Determine how many lines include "predicted". Give the number and nothing else.

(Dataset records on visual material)
• • • • •
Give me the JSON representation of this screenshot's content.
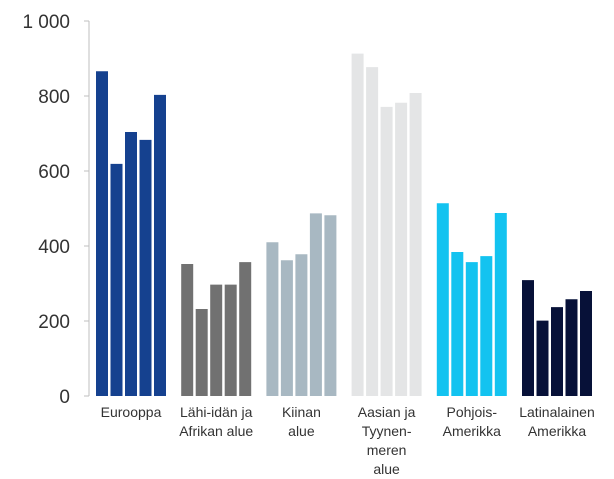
{
  "chart_data": {
    "type": "bar",
    "ylim": [
      0,
      1000
    ],
    "yticks": [
      0,
      200,
      400,
      600,
      800,
      1000
    ],
    "ytick_labels": [
      "0",
      "200",
      "400",
      "600",
      "800",
      "1 000"
    ],
    "grid": false,
    "legend": "none",
    "groups": [
      {
        "label_lines": [
          "Eurooppa"
        ],
        "color": "#15418f",
        "values": [
          866,
          619,
          704,
          683,
          803
        ]
      },
      {
        "label_lines": [
          "Lähi-idän ja",
          "Afrikan alue"
        ],
        "color": "#717171",
        "values": [
          352,
          232,
          297,
          297,
          357
        ]
      },
      {
        "label_lines": [
          "Kiinan",
          "alue"
        ],
        "color": "#a8b8c2",
        "values": [
          410,
          362,
          378,
          487,
          482
        ]
      },
      {
        "label_lines": [
          "Aasian ja",
          "Tyynen-",
          "meren",
          "alue"
        ],
        "color": "#e4e5e6",
        "values": [
          913,
          877,
          771,
          782,
          808
        ]
      },
      {
        "label_lines": [
          "Pohjois-",
          "Amerikka"
        ],
        "color": "#13c3f0",
        "values": [
          514,
          384,
          357,
          373,
          488
        ]
      },
      {
        "label_lines": [
          "Latinalainen",
          "Amerikka"
        ],
        "color": "#071138",
        "values": [
          309,
          201,
          237,
          258,
          280
        ]
      }
    ]
  }
}
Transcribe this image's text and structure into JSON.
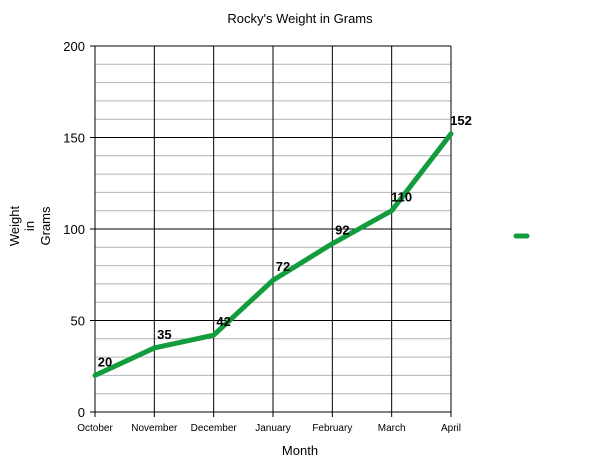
{
  "chart_data": {
    "type": "line",
    "title": "Rocky's Weight in Grams",
    "xlabel": "Month",
    "ylabel_lines": [
      "Weight",
      "in",
      "Grams"
    ],
    "categories": [
      "October",
      "November",
      "December",
      "January",
      "February",
      "March",
      "April"
    ],
    "series": [
      {
        "values": [
          20,
          35,
          42,
          72,
          92,
          110,
          152
        ],
        "color": "#129c3b"
      }
    ],
    "ylim": [
      0,
      200
    ],
    "yticks": [
      0,
      50,
      100,
      150,
      200
    ],
    "y_minor_step": 10,
    "grid": true,
    "legend": "right"
  }
}
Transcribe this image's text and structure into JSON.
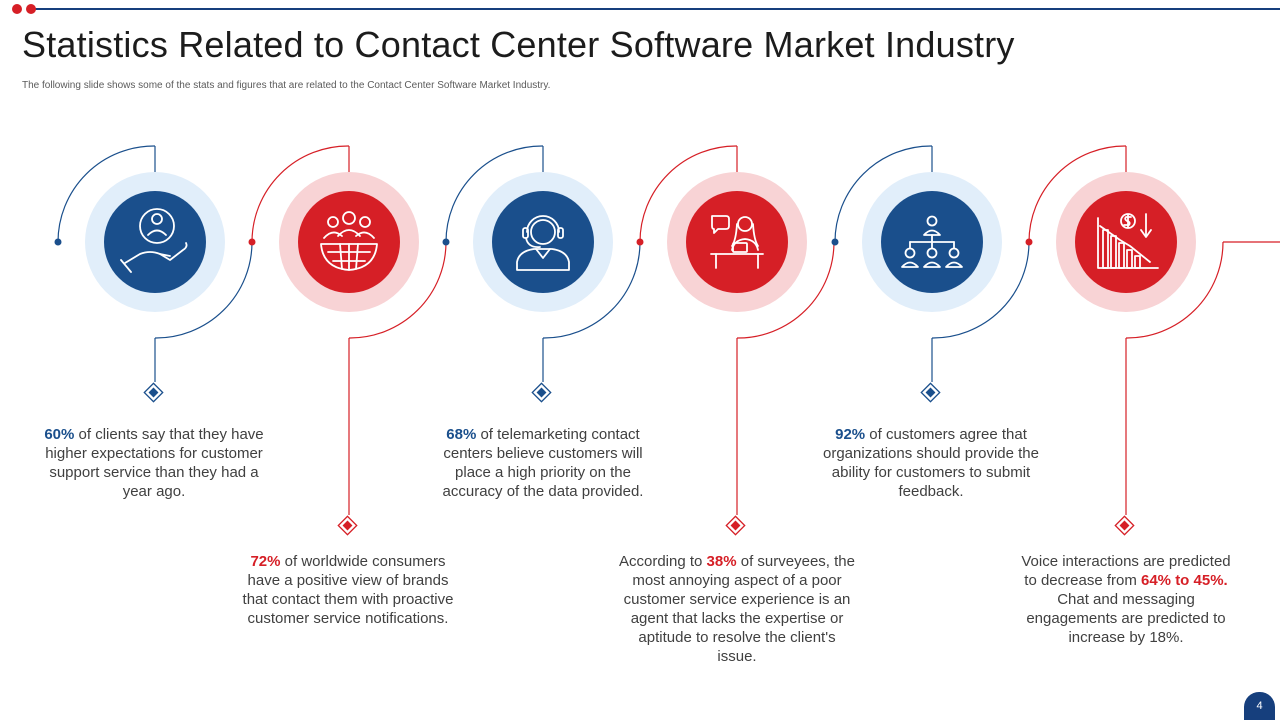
{
  "header": {
    "title": "Statistics Related to Contact Center Software Market Industry",
    "subtitle": "The following slide shows some of the stats and figures that are related to the Contact Center Software Market Industry."
  },
  "colors": {
    "blue": "#1a4f8c",
    "red": "#d61f26",
    "blue_halo": "#e1eefa",
    "red_halo": "#f8d3d5",
    "title_rule": "#163f7d"
  },
  "steps": [
    {
      "color": "blue",
      "icon": "hand-holding-person-icon",
      "pre": "",
      "highlight": "60%",
      "post": " of clients say that they have higher expectations for customer support service than they had a year ago."
    },
    {
      "color": "red",
      "icon": "global-consumers-icon",
      "pre": "",
      "highlight": "72%",
      "post": " of worldwide consumers have a positive view of brands that contact them with proactive customer service notifications."
    },
    {
      "color": "blue",
      "icon": "headset-agent-icon",
      "pre": "",
      "highlight": "68%",
      "post": " of telemarketing contact centers believe customers will place a high priority on the accuracy of the data provided."
    },
    {
      "color": "red",
      "icon": "agent-at-desk-icon",
      "pre": "According to ",
      "highlight": "38%",
      "post": " of surveyees, the most annoying aspect of a poor customer service experience is an agent that lacks the expertise or aptitude to resolve the client's issue."
    },
    {
      "color": "blue",
      "icon": "organization-chart-icon",
      "pre": "",
      "highlight": "92%",
      "post": " of customers agree that organizations should provide the ability for customers to submit feedback."
    },
    {
      "color": "red",
      "icon": "declining-chart-icon",
      "pre": "Voice interactions are predicted to decrease from ",
      "highlight": "64% to 45%.",
      "post": " Chat and messaging engagements are predicted to increase by 18%."
    }
  ],
  "page_number": "4"
}
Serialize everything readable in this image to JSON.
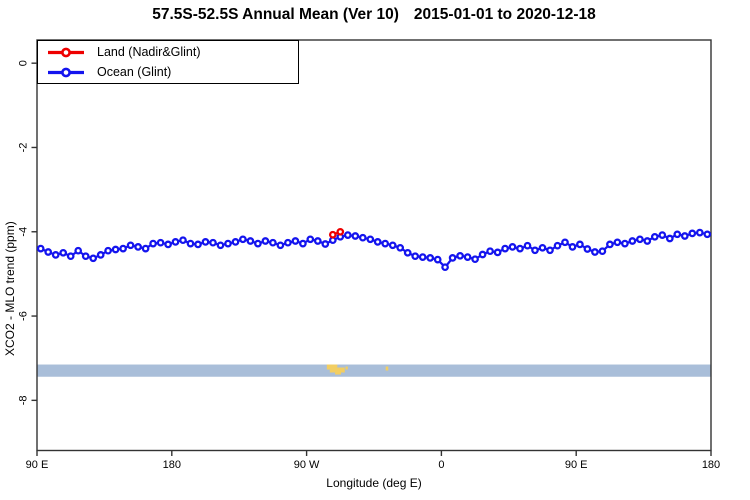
{
  "title": {
    "range": "57.5S-52.5S Annual Mean (Ver 10)",
    "dates": "2015-01-01 to 2020-12-18"
  },
  "legend": {
    "items": [
      {
        "label": "Land (Nadir&Glint)",
        "color": "#ee0000"
      },
      {
        "label": "Ocean (Glint)",
        "color": "#1414ee"
      }
    ]
  },
  "colors": {
    "axis": "#333333",
    "ocean_series": "#1414ee",
    "land_series": "#ee0000",
    "strip_ocean": "#a9bed9",
    "strip_land": "#f2ce62"
  },
  "chart_data": {
    "type": "line",
    "title": "57.5S-52.5S Annual Mean (Ver 10)  2015-01-01 to 2020-12-18",
    "xlabel": "Longitude (deg E)",
    "ylabel": "XCO2 - MLO trend (ppm)",
    "xlim": [
      90,
      540
    ],
    "ylim": [
      -9.19,
      0.55
    ],
    "x_axis_note": "longitude axis wraps: 90E → 180 → 90W → 0 → 90E → 180",
    "x_ticks": [
      {
        "value": 90,
        "label": "90 E"
      },
      {
        "value": 180,
        "label": "180"
      },
      {
        "value": 270,
        "label": "90 W"
      },
      {
        "value": 360,
        "label": "0"
      },
      {
        "value": 450,
        "label": "90 E"
      },
      {
        "value": 540,
        "label": "180"
      }
    ],
    "y_ticks": [
      {
        "value": 0,
        "label": "0"
      },
      {
        "value": -2,
        "label": "-2"
      },
      {
        "value": -4,
        "label": "-4"
      },
      {
        "value": -6,
        "label": "-6"
      },
      {
        "value": -8,
        "label": "-8"
      }
    ],
    "grid": false,
    "legend_position": "top-left",
    "series": [
      {
        "name": "Land (Nadir&Glint)",
        "color": "#ee0000",
        "marker": "open-circle",
        "x": [
          287.5,
          292.5
        ],
        "values": [
          -4.07,
          -4.0
        ]
      },
      {
        "name": "Ocean (Glint)",
        "color": "#1414ee",
        "marker": "open-circle",
        "x": [
          92.5,
          97.5,
          102.5,
          107.5,
          112.5,
          117.5,
          122.5,
          127.5,
          132.5,
          137.5,
          142.5,
          147.5,
          152.5,
          157.5,
          162.5,
          167.5,
          172.5,
          177.5,
          182.5,
          187.5,
          192.5,
          197.5,
          202.5,
          207.5,
          212.5,
          217.5,
          222.5,
          227.5,
          232.5,
          237.5,
          242.5,
          247.5,
          252.5,
          257.5,
          262.5,
          267.5,
          272.5,
          277.5,
          282.5,
          287.5,
          292.5,
          297.5,
          302.5,
          307.5,
          312.5,
          317.5,
          322.5,
          327.5,
          332.5,
          337.5,
          342.5,
          347.5,
          352.5,
          357.5,
          362.5,
          367.5,
          372.5,
          377.5,
          382.5,
          387.5,
          392.5,
          397.5,
          402.5,
          407.5,
          412.5,
          417.5,
          422.5,
          427.5,
          432.5,
          437.5,
          442.5,
          447.5,
          452.5,
          457.5,
          462.5,
          467.5,
          472.5,
          477.5,
          482.5,
          487.5,
          492.5,
          497.5,
          502.5,
          507.5,
          512.5,
          517.5,
          522.5,
          527.5,
          532.5,
          537.5
        ],
        "values": [
          -4.4,
          -4.48,
          -4.55,
          -4.5,
          -4.58,
          -4.45,
          -4.58,
          -4.63,
          -4.55,
          -4.45,
          -4.42,
          -4.4,
          -4.32,
          -4.36,
          -4.4,
          -4.28,
          -4.26,
          -4.3,
          -4.24,
          -4.2,
          -4.28,
          -4.3,
          -4.24,
          -4.26,
          -4.32,
          -4.28,
          -4.24,
          -4.18,
          -4.22,
          -4.28,
          -4.22,
          -4.26,
          -4.32,
          -4.26,
          -4.22,
          -4.28,
          -4.18,
          -4.22,
          -4.29,
          -4.2,
          -4.12,
          -4.08,
          -4.1,
          -4.14,
          -4.18,
          -4.24,
          -4.28,
          -4.32,
          -4.38,
          -4.5,
          -4.58,
          -4.6,
          -4.62,
          -4.66,
          -4.84,
          -4.62,
          -4.57,
          -4.6,
          -4.65,
          -4.54,
          -4.46,
          -4.49,
          -4.4,
          -4.36,
          -4.4,
          -4.33,
          -4.44,
          -4.38,
          -4.44,
          -4.33,
          -4.25,
          -4.36,
          -4.3,
          -4.41,
          -4.48,
          -4.46,
          -4.3,
          -4.25,
          -4.28,
          -4.22,
          -4.18,
          -4.22,
          -4.12,
          -4.08,
          -4.16,
          -4.06,
          -4.1,
          -4.04,
          -4.02,
          -4.06
        ]
      }
    ],
    "land_ocean_strip": {
      "v_top": -7.15,
      "v_bottom": -7.44,
      "ocean_color": "#a9bed9",
      "land_color": "#f2ce62",
      "land_patches": [
        {
          "lon0": 283.5,
          "lon1": 290.5,
          "dy": 0,
          "h": 5
        },
        {
          "lon0": 285.5,
          "lon1": 295.5,
          "dy": 3,
          "h": 5
        },
        {
          "lon0": 289.0,
          "lon1": 293.0,
          "dy": 7,
          "h": 3
        },
        {
          "lon0": 296.0,
          "lon1": 297.5,
          "dy": 2,
          "h": 3
        },
        {
          "lon0": 322.8,
          "lon1": 324.5,
          "dy": 2,
          "h": 4
        }
      ]
    }
  }
}
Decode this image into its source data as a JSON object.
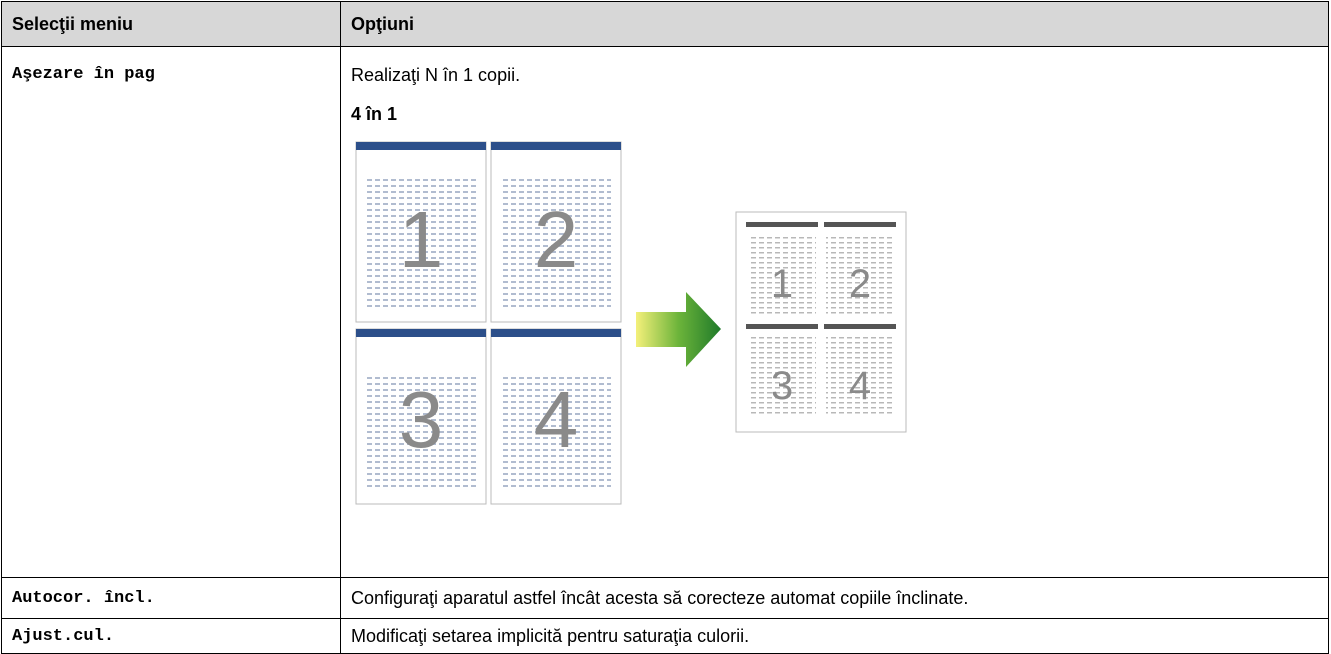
• • • • •
Solution to this problem -> 2